— Begin Excerpted data —

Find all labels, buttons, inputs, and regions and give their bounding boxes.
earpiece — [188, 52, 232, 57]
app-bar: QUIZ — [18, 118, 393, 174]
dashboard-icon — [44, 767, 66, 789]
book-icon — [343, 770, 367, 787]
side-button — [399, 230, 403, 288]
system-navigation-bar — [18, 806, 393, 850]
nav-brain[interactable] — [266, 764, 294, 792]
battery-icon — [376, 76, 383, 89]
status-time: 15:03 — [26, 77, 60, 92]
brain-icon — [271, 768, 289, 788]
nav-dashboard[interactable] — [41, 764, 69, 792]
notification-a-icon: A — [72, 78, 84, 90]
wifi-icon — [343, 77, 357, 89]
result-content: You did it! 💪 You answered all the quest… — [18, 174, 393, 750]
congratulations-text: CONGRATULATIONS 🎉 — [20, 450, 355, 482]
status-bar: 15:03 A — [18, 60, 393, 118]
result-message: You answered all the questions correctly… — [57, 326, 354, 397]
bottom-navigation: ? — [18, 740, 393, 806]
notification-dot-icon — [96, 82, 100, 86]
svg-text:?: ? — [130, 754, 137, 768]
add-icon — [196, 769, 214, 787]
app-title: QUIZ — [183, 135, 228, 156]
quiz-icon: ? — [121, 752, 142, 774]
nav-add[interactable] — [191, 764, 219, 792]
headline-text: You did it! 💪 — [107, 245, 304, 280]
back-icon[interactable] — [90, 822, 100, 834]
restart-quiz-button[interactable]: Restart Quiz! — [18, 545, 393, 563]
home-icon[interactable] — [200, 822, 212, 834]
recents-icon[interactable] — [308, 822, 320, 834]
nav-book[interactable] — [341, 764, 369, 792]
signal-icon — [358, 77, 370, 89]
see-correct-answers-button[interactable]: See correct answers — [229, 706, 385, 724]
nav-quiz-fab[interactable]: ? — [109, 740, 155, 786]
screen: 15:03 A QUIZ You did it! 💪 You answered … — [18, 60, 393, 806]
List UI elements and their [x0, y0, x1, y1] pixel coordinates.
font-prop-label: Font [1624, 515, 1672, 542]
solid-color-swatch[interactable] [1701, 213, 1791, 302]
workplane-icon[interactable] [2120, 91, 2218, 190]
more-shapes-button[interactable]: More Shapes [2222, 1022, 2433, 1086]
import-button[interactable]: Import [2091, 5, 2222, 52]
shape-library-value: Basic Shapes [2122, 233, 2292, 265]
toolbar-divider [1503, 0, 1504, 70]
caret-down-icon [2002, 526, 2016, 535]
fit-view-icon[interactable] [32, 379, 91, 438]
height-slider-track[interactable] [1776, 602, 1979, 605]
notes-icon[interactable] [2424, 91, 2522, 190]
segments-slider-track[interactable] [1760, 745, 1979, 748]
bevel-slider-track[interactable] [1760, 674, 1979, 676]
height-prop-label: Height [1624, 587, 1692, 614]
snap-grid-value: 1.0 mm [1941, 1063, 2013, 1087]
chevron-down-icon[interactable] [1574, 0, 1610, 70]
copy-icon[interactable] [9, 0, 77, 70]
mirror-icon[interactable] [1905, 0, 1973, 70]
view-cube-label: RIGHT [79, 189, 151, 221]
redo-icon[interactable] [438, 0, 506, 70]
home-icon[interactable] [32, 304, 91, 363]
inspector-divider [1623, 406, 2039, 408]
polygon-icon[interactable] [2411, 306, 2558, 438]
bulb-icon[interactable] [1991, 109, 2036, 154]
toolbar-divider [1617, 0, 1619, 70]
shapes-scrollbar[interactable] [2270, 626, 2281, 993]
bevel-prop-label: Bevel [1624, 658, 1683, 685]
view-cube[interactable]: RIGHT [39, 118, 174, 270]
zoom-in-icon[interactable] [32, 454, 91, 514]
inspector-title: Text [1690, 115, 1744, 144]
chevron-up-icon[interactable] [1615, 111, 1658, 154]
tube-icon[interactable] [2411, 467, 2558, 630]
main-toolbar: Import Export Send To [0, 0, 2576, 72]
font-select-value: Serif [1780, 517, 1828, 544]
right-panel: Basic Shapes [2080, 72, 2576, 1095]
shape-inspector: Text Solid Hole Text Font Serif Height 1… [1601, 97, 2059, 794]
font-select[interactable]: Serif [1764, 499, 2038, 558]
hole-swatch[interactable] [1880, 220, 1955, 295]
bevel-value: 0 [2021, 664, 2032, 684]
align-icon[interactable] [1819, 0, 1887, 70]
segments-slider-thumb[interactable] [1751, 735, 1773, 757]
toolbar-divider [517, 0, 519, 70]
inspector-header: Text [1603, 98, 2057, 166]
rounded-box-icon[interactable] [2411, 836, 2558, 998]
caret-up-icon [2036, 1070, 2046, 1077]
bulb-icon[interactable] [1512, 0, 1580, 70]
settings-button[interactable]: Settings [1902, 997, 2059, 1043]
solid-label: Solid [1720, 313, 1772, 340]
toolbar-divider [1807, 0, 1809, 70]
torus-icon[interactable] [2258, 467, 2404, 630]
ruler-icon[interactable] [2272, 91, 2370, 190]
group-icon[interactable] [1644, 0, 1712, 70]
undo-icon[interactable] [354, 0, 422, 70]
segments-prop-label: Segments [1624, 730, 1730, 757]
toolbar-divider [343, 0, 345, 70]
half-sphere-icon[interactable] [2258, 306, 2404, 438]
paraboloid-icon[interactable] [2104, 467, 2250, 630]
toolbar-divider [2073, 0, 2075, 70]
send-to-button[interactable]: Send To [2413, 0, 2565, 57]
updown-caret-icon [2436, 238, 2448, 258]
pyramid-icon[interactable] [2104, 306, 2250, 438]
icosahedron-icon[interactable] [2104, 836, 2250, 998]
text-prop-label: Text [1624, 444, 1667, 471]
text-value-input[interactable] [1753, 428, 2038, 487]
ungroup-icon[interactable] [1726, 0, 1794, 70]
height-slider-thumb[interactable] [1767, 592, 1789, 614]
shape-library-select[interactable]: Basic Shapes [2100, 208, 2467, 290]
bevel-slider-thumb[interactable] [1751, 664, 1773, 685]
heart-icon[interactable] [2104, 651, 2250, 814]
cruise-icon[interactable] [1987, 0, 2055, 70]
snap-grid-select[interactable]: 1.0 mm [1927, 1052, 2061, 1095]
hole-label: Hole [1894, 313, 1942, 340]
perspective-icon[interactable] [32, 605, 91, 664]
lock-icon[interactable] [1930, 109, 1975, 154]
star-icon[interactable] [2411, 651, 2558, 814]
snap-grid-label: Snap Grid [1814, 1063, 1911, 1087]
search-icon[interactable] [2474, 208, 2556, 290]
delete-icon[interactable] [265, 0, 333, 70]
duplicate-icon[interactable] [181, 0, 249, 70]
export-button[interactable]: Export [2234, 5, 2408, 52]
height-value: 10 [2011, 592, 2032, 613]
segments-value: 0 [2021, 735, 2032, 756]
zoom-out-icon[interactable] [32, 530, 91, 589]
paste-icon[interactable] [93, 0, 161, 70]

— End Excerpted data —

## Short problem
Rewrite every line of the rows above as a numbered list, omitting any blank lines.

## Solution to the exercise
1. Find all labels, buttons, inputs, and regions and give their bounding boxes.
2. earpiece — [188, 52, 232, 57]
3. app-bar: QUIZ — [18, 118, 393, 174]
4. dashboard-icon — [44, 767, 66, 789]
5. book-icon — [343, 770, 367, 787]
6. side-button — [399, 230, 403, 288]
7. system-navigation-bar — [18, 806, 393, 850]
8. nav-brain[interactable] — [266, 764, 294, 792]
9. battery-icon — [376, 76, 383, 89]
10. status-time: 15:03 — [26, 77, 60, 92]
11. brain-icon — [271, 768, 289, 788]
12. nav-dashboard[interactable] — [41, 764, 69, 792]
13. notification-a-icon: A — [72, 78, 84, 90]
14. wifi-icon — [343, 77, 357, 89]
15. result-content: You did it! 💪 You answered all the quest… — [18, 174, 393, 750]
16. congratulations-text: CONGRATULATIONS 🎉 — [20, 450, 355, 482]
17. status-bar: 15:03 A — [18, 60, 393, 118]
18. result-message: You answered all the questions correctly… — [57, 326, 354, 397]
19. bottom-navigation: ? — [18, 740, 393, 806]
20. notification-dot-icon — [96, 82, 100, 86]
21. svg-text:?: ? — [130, 754, 137, 768]
22. add-icon — [196, 769, 214, 787]
23. app-title: QUIZ — [183, 135, 228, 156]
24. quiz-icon: ? — [121, 752, 142, 774]
25. nav-add[interactable] — [191, 764, 219, 792]
26. headline-text: You did it! 💪 — [107, 245, 304, 280]
27. back-icon[interactable] — [90, 822, 100, 834]
28. restart-quiz-button[interactable]: Restart Quiz! — [18, 545, 393, 563]
29. home-icon[interactable] — [200, 822, 212, 834]
30. recents-icon[interactable] — [308, 822, 320, 834]
31. nav-book[interactable] — [341, 764, 369, 792]
32. signal-icon — [358, 77, 370, 89]
33. see-correct-answers-button[interactable]: See correct answers — [229, 706, 385, 724]
34. nav-quiz-fab[interactable]: ? — [109, 740, 155, 786]
35. screen: 15:03 A QUIZ You did it! 💪 You answered … — [18, 60, 393, 806]
36. List UI elements and their [x0, y0, x1, y1] pixel coordinates.
37. font-prop-label: Font [1624, 515, 1672, 542]
38. solid-color-swatch[interactable] [1701, 213, 1791, 302]
39. workplane-icon[interactable] [2120, 91, 2218, 190]
40. more-shapes-button[interactable]: More Shapes [2222, 1022, 2433, 1086]
41. import-button[interactable]: Import [2091, 5, 2222, 52]
42. shape-library-value: Basic Shapes [2122, 233, 2292, 265]
43. toolbar-divider [1503, 0, 1504, 70]
44. caret-down-icon [2002, 526, 2016, 535]
45. fit-view-icon[interactable] [32, 379, 91, 438]
46. height-slider-track[interactable] [1776, 602, 1979, 605]
47. notes-icon[interactable] [2424, 91, 2522, 190]
48. segments-slider-track[interactable] [1760, 745, 1979, 748]
49. bevel-slider-track[interactable] [1760, 674, 1979, 676]
50. height-prop-label: Height [1624, 587, 1692, 614]
51. snap-grid-value: 1.0 mm [1941, 1063, 2013, 1087]
52. chevron-down-icon[interactable] [1574, 0, 1610, 70]
53. copy-icon[interactable] [9, 0, 77, 70]
54. mirror-icon[interactable] [1905, 0, 1973, 70]
55. view-cube-label: RIGHT [79, 189, 151, 221]
56. redo-icon[interactable] [438, 0, 506, 70]
57. home-icon[interactable] [32, 304, 91, 363]
58. inspector-divider [1623, 406, 2039, 408]
59. polygon-icon[interactable] [2411, 306, 2558, 438]
60. bulb-icon[interactable] [1991, 109, 2036, 154]
61. toolbar-divider [1617, 0, 1619, 70]
62. shapes-scrollbar[interactable] [2270, 626, 2281, 993]
63. bevel-prop-label: Bevel [1624, 658, 1683, 685]
64. view-cube[interactable]: RIGHT [39, 118, 174, 270]
65. zoom-in-icon[interactable] [32, 454, 91, 514]
66. inspector-title: Text [1690, 115, 1744, 144]
67. chevron-up-icon[interactable] [1615, 111, 1658, 154]
68. tube-icon[interactable] [2411, 467, 2558, 630]
69. main-toolbar: Import Export Send To [0, 0, 2576, 72]
70. font-select-value: Serif [1780, 517, 1828, 544]
71. right-panel: Basic Shapes [2080, 72, 2576, 1095]
72. shape-inspector: Text Solid Hole Text Font Serif Height 1… [1601, 97, 2059, 794]
73. font-select[interactable]: Serif [1764, 499, 2038, 558]
74. hole-swatch[interactable] [1880, 220, 1955, 295]
75. bevel-value: 0 [2021, 664, 2032, 684]
76. align-icon[interactable] [1819, 0, 1887, 70]
77. segments-slider-thumb[interactable] [1751, 735, 1773, 757]
78. toolbar-divider [517, 0, 519, 70]
79. inspector-header: Text [1603, 98, 2057, 166]
80. rounded-box-icon[interactable] [2411, 836, 2558, 998]
81. caret-up-icon [2036, 1070, 2046, 1077]
82. bulb-icon[interactable] [1512, 0, 1580, 70]
83. settings-button[interactable]: Settings [1902, 997, 2059, 1043]
84. solid-label: Solid [1720, 313, 1772, 340]
85. toolbar-divider [1807, 0, 1809, 70]
86. torus-icon[interactable] [2258, 467, 2404, 630]
87. ruler-icon[interactable] [2272, 91, 2370, 190]
88. group-icon[interactable] [1644, 0, 1712, 70]
89. undo-icon[interactable] [354, 0, 422, 70]
90. segments-prop-label: Segments [1624, 730, 1730, 757]
91. toolbar-divider [343, 0, 345, 70]
92. half-sphere-icon[interactable] [2258, 306, 2404, 438]
93. paraboloid-icon[interactable] [2104, 467, 2250, 630]
94. toolbar-divider [2073, 0, 2075, 70]
95. send-to-button[interactable]: Send To [2413, 0, 2565, 57]
96. updown-caret-icon [2436, 238, 2448, 258]
97. pyramid-icon[interactable] [2104, 306, 2250, 438]
98. icosahedron-icon[interactable] [2104, 836, 2250, 998]
99. text-prop-label: Text [1624, 444, 1667, 471]
100. text-value-input[interactable] [1753, 428, 2038, 487]
101. ungroup-icon[interactable] [1726, 0, 1794, 70]
102. height-slider-thumb[interactable] [1767, 592, 1789, 614]
103. shape-library-select[interactable]: Basic Shapes [2100, 208, 2467, 290]
104. bevel-slider-thumb[interactable] [1751, 664, 1773, 685]
105. heart-icon[interactable] [2104, 651, 2250, 814]
106. cruise-icon[interactable] [1987, 0, 2055, 70]
107. snap-grid-select[interactable]: 1.0 mm [1927, 1052, 2061, 1095]
108. hole-label: Hole [1894, 313, 1942, 340]
109. perspective-icon[interactable] [32, 605, 91, 664]
110. lock-icon[interactable] [1930, 109, 1975, 154]
111. star-icon[interactable] [2411, 651, 2558, 814]
112. snap-grid-label: Snap Grid [1814, 1063, 1911, 1087]
113. search-icon[interactable] [2474, 208, 2556, 290]
114. delete-icon[interactable] [265, 0, 333, 70]
115. duplicate-icon[interactable] [181, 0, 249, 70]
116. export-button[interactable]: Export [2234, 5, 2408, 52]
117. height-value: 10 [2011, 592, 2032, 613]
118. segments-value: 0 [2021, 735, 2032, 756]
119. zoom-out-icon[interactable] [32, 530, 91, 589]
120. paste-icon[interactable] [93, 0, 161, 70]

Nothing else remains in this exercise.